Say how many lines of the material below contain the word "režīmu", with no other words.

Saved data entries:
##############################

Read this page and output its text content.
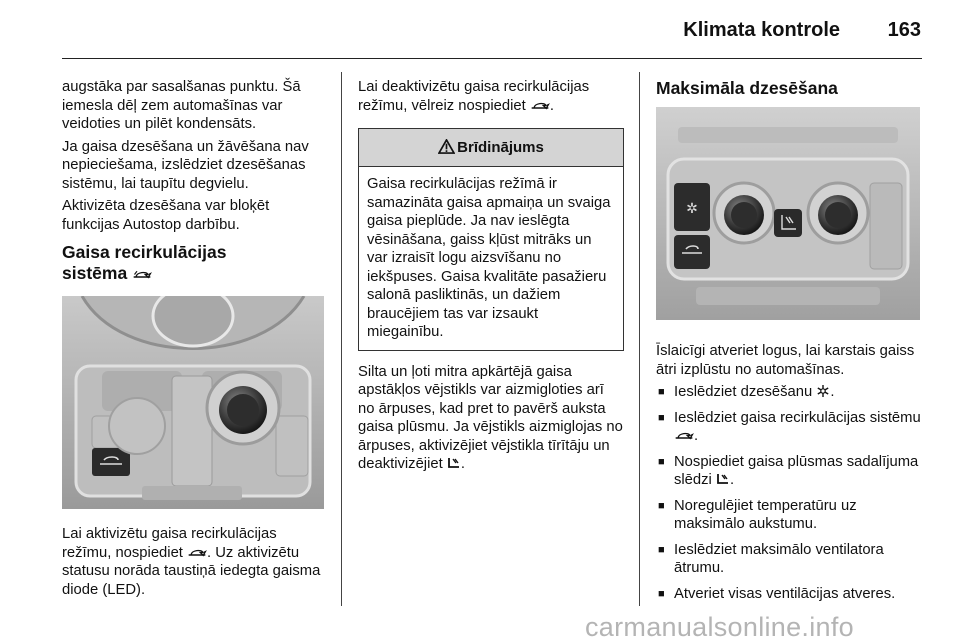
Klimata kontrole 163

augstāka par sasalšanas punktu. Šā iemesla dēļ zem automašīnas var veidoties un pilēt kondensāts.

Ja gaisa dzesēšana un žāvēšana nav nepieciešama, izslēdziet dzesēšanas sistēmu, lai taupītu degvielu.

Aktivizēta dzesēšana var bloķēt funkcijas Autostop darbību.

Gaisa recirkulācijas
sistēma

Lai aktivizētu gaisa recirkulācijas režīmu, nospiediet . Uz aktivizētu statusu norāda taustiņā iedegta gaisma diode (LED).

Lai deaktivizētu gaisa recirkulācijas režīmu, vēlreiz nospiediet .

Brīdinājums
Gaisa recirkulācijas režīmā ir samazināta gaisa apmaiņa un svaiga gaisa pieplūde. Ja nav ieslēgta vēsināšana, gaiss kļūst mitrāks un var izraisīt logu aizsvīšanu no iekšpuses. Gaisa kvalitāte pasažieru salonā pasliktinās, un dažiem braucējiem tas var izsaukt miegainību.

Silta un ļoti mitra apkārtējā gaisa apstākļos vējstikls var aizmigloties arī no ārpuses, kad pret to pavērš auksta gaisa plūsmu. Ja vējstikls aizmiglojas no ārpuses, aktivizējiet vējstikla tīrītāju un deaktivizējiet .

Maksimāla dzesēšana
✲

Īslaicīgi atveriet logus, lai karstais gaiss ātri izplūstu no automašīnas.

■ Ieslēdziet dzesēšanu .
■ Ieslēdziet gaisa recirkulācijas sistēmu .
■ Nospiediet gaisa plūsmas sadalījuma slēdzi .
■ Noregulējiet temperatūru uz maksimālo aukstumu.
■ Ieslēdziet maksimālo ventilatora ātrumu.
■ Atveriet visas ventilācijas atveres.
carmanualsonline.info
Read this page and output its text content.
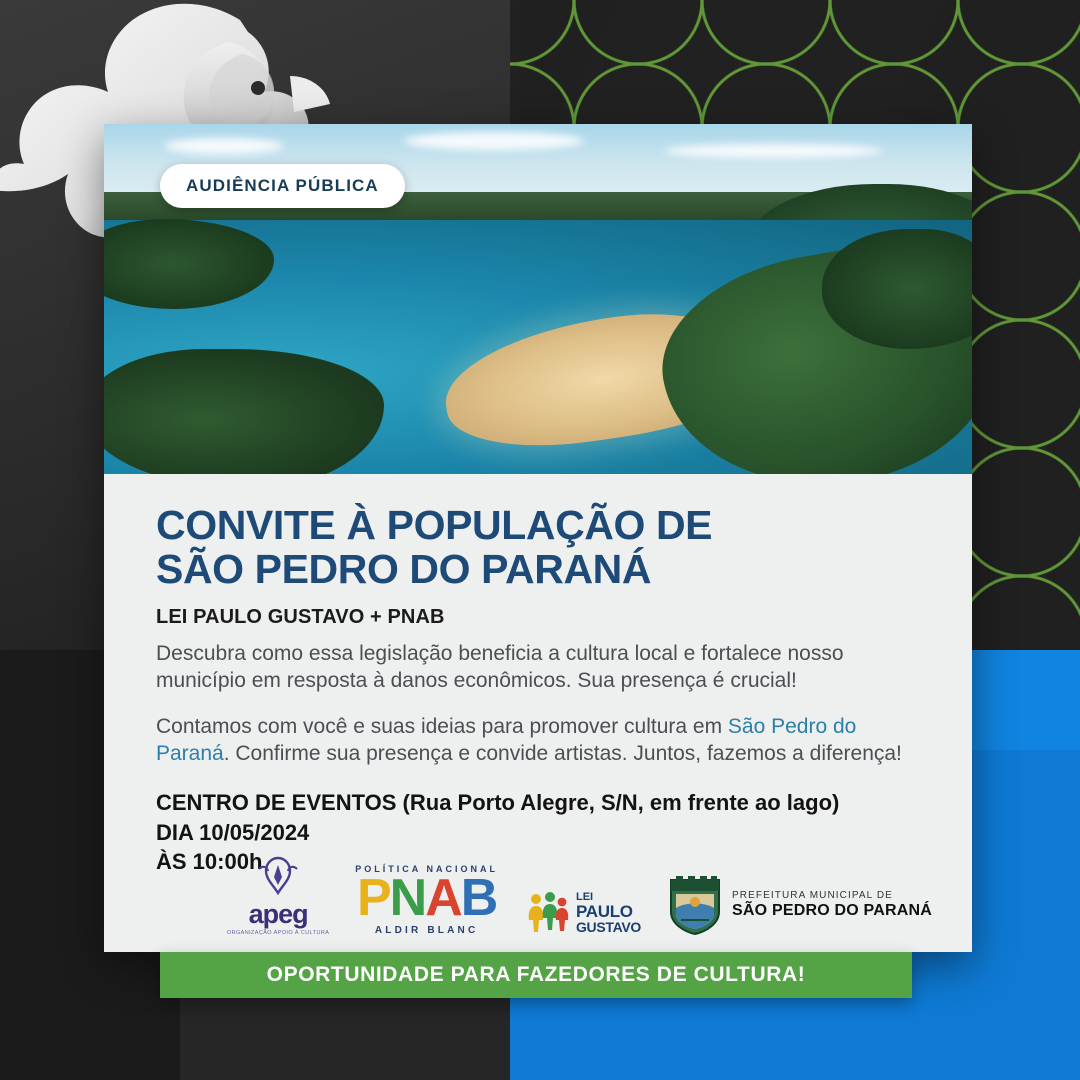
AUDIÊNCIA PÚBLICA
CONVITE À POPULAÇÃO DE
SÃO PEDRO DO PARANÁ
LEI PAULO GUSTAVO + PNAB

Descubra como essa legislação beneficia a cultura local e fortalece nosso município em resposta à danos econômicos. Sua presença é crucial!

Contamos com você e suas ideias para promover cultura em São Pedro do Paraná. Confirme sua presença e convide artistas. Juntos, fazemos a diferença!

CENTRO DE EVENTOS (Rua Porto Alegre, S/N, em frente ao lago)
DIA 10/05/2024
ÀS 10:00h
apeg
ORGANIZAÇÃO APOIO À CULTURA
POLÍTICA NACIONAL
P N A B
ALDIR BLANC
LEI
PAULO
GUSTAVO
PREFEITURA MUNICIPAL DE
SÃO PEDRO DO PARANÁ
OPORTUNIDADE PARA FAZEDORES DE CULTURA!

##############################

## Problem solution
2